* EXTRACTED ENTRIES
####

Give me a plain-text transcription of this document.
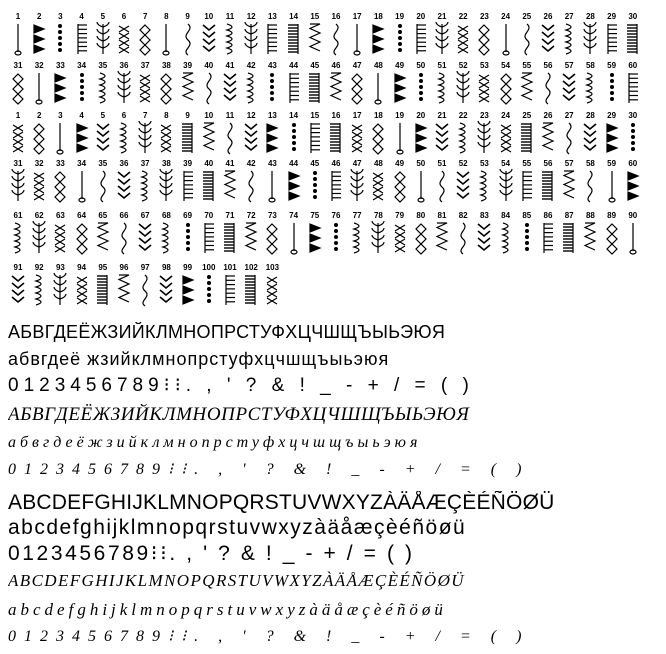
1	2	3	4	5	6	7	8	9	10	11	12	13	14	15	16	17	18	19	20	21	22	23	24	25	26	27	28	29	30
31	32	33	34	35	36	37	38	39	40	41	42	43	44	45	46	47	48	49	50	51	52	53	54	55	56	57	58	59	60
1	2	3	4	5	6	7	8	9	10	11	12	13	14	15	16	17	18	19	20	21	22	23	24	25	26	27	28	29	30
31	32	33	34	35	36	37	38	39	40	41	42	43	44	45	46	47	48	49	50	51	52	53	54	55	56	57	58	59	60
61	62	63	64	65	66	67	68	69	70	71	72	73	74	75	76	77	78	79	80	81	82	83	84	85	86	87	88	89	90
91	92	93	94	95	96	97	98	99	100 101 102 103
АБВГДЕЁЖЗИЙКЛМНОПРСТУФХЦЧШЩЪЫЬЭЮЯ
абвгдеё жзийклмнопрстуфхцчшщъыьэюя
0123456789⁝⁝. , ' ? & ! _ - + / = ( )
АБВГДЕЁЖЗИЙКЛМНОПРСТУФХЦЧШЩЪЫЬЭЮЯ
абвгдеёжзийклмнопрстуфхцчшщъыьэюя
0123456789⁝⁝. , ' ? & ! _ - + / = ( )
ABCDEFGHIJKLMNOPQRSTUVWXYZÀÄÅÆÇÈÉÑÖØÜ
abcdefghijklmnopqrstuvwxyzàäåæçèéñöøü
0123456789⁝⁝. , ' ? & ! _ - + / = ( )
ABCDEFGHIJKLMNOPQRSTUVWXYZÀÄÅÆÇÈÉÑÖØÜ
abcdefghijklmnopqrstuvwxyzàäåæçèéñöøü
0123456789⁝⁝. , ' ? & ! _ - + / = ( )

####

Transcribe every line in the entries above, taking out only the images.

* RESULT OF THIS EXERCISE
Give me a plain-text transcription of this document.
1	2	3	4	5	6	7	8	9	10	11	12	13	14	15	16	17	18	19	20	21	22	23	24	25	26	27	28	29	30
31	32	33	34	35	36	37	38	39	40	41	42	43	44	45	46	47	48	49	50	51	52	53	54	55	56	57	58	59	60
1	2	3	4	5	6	7	8	9	10	11	12	13	14	15	16	17	18	19	20	21	22	23	24	25	26	27	28	29	30
31	32	33	34	35	36	37	38	39	40	41	42	43	44	45	46	47	48	49	50	51	52	53	54	55	56	57	58	59	60
61	62	63	64	65	66	67	68	69	70	71	72	73	74	75	76	77	78	79	80	81	82	83	84	85	86	87	88	89	90
91	92	93	94	95	96	97	98	99	100 101 102 103
АБВГДЕЁЖЗИЙКЛМНОПРСТУФХЦЧШЩЪЫЬЭЮЯ
абвгдеё жзийклмнопрстуфхцчшщъыьэюя
0123456789⁝⁝. , ' ? & ! _ - + / = ( )
АБВГДЕЁЖЗИЙКЛМНОПРСТУФХЦЧШЩЪЫЬЭЮЯ
абвгдеёжзийклмнопрстуфхцчшщъыьэюя
0123456789⁝⁝. , ' ? & ! _ - + / = ( )
ABCDEFGHIJKLMNOPQRSTUVWXYZÀÄÅÆÇÈÉÑÖØÜ
abcdefghijklmnopqrstuvwxyzàäåæçèéñöøü
0123456789⁝⁝. , ' ? & ! _ - + / = ( )
ABCDEFGHIJKLMNOPQRSTUVWXYZÀÄÅÆÇÈÉÑÖØÜ
abcdefghijklmnopqrstuvwxyzàäåæçèéñöøü
0123456789⁝⁝. , ' ? & ! _ - + / = ( )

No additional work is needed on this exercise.